WHAT IS ASKED ->
Locate all lines in the data below that hold "Capacity" and show them.

· · · · ·

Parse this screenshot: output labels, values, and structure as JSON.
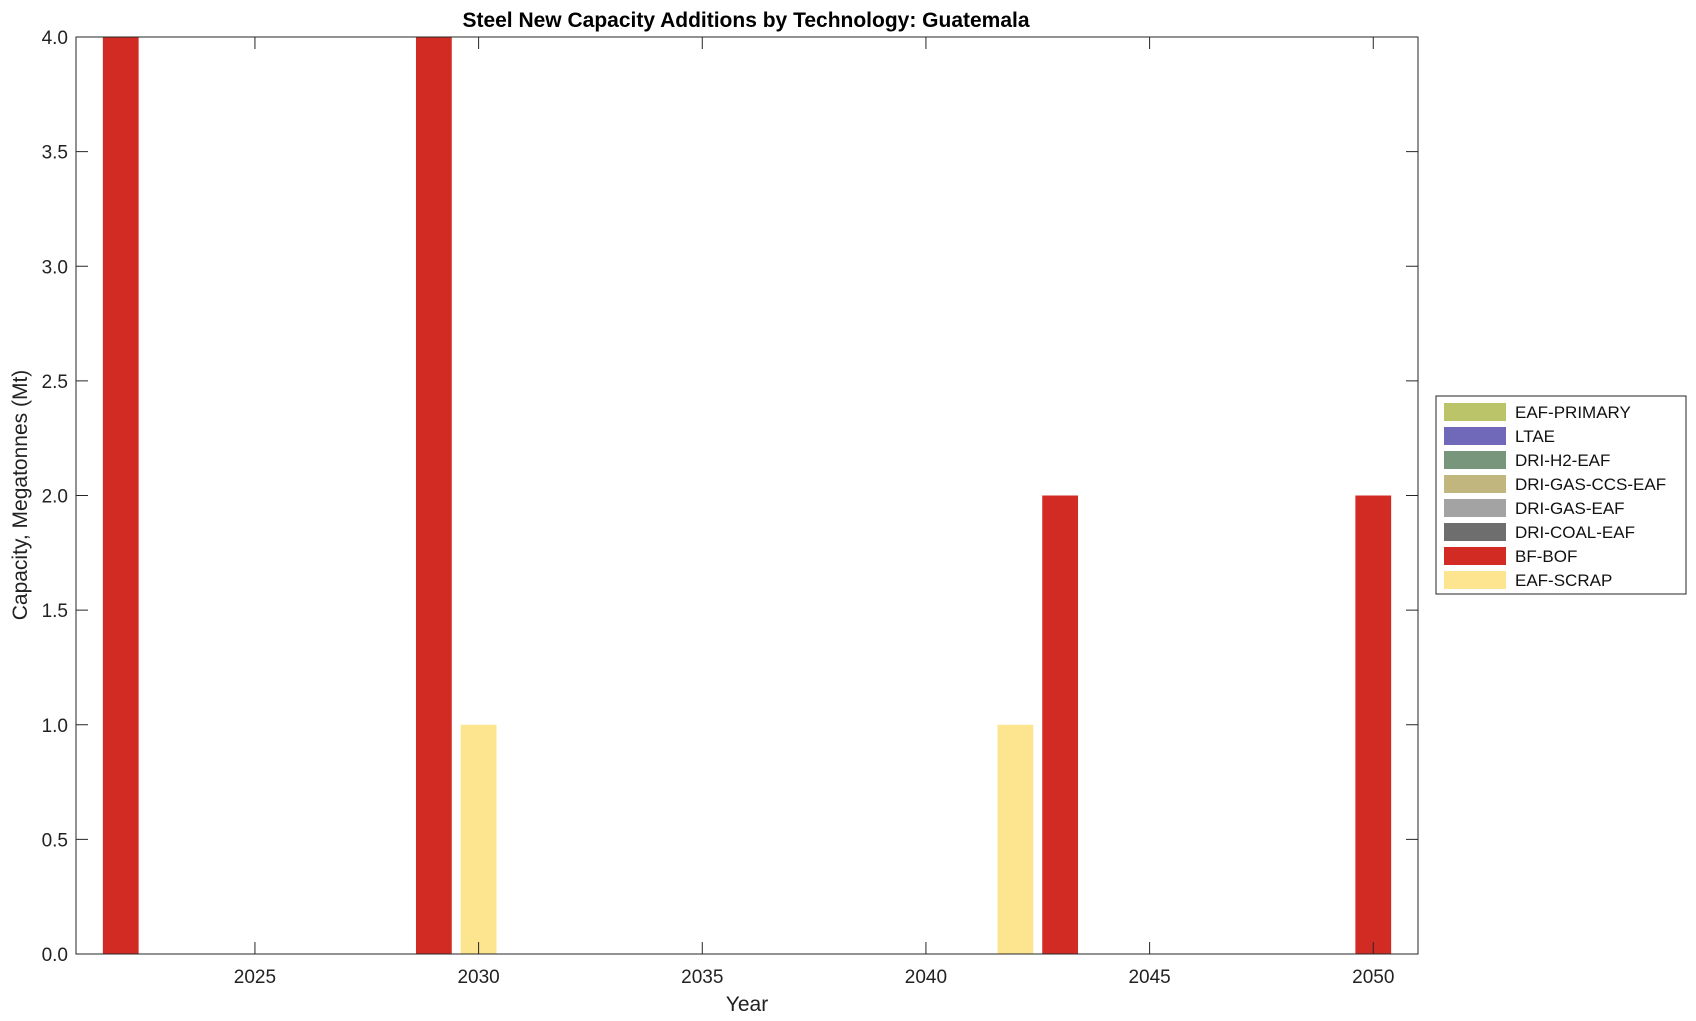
{
  "chart_data": {
    "type": "bar",
    "title": "Steel New Capacity Additions by Technology: Guatemala",
    "xlabel": "Year",
    "ylabel": "Capacity, Megatonnes (Mt)",
    "xlim": [
      2021,
      2051
    ],
    "ylim": [
      0,
      4
    ],
    "xticks": [
      2025,
      2030,
      2035,
      2040,
      2045,
      2050
    ],
    "yticks": [
      0.0,
      0.5,
      1.0,
      1.5,
      2.0,
      2.5,
      3.0,
      3.5,
      4.0
    ],
    "ytick_labels": [
      "0.0",
      "0.5",
      "1.0",
      "1.5",
      "2.0",
      "2.5",
      "3.0",
      "3.5",
      "4.0"
    ],
    "grid": false,
    "legend_position": "right-outside",
    "series": [
      {
        "name": "EAF-PRIMARY",
        "color": "#bcc46a",
        "values": []
      },
      {
        "name": "LTAE",
        "color": "#7068b8",
        "values": []
      },
      {
        "name": "DRI-H2-EAF",
        "color": "#77967c",
        "values": []
      },
      {
        "name": "DRI-GAS-CCS-EAF",
        "color": "#c1b77e",
        "values": []
      },
      {
        "name": "DRI-GAS-EAF",
        "color": "#a3a3a3",
        "values": []
      },
      {
        "name": "DRI-COAL-EAF",
        "color": "#6e6e6e",
        "values": []
      },
      {
        "name": "BF-BOF",
        "color": "#d22b24",
        "values": [
          {
            "year": 2022,
            "value": 4
          },
          {
            "year": 2029,
            "value": 4
          },
          {
            "year": 2043,
            "value": 2
          },
          {
            "year": 2050,
            "value": 2
          }
        ]
      },
      {
        "name": "EAF-SCRAP",
        "color": "#fde48f",
        "values": [
          {
            "year": 2030,
            "value": 1
          },
          {
            "year": 2042,
            "value": 1
          }
        ]
      }
    ]
  }
}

· · · · ·

SOLUTION TO THIS EXERCISE ->
    "title": "Steel New Capacity Additions by Technology: Guatemala",
    "ylabel": "Capacity, Megatonnes (Mt)",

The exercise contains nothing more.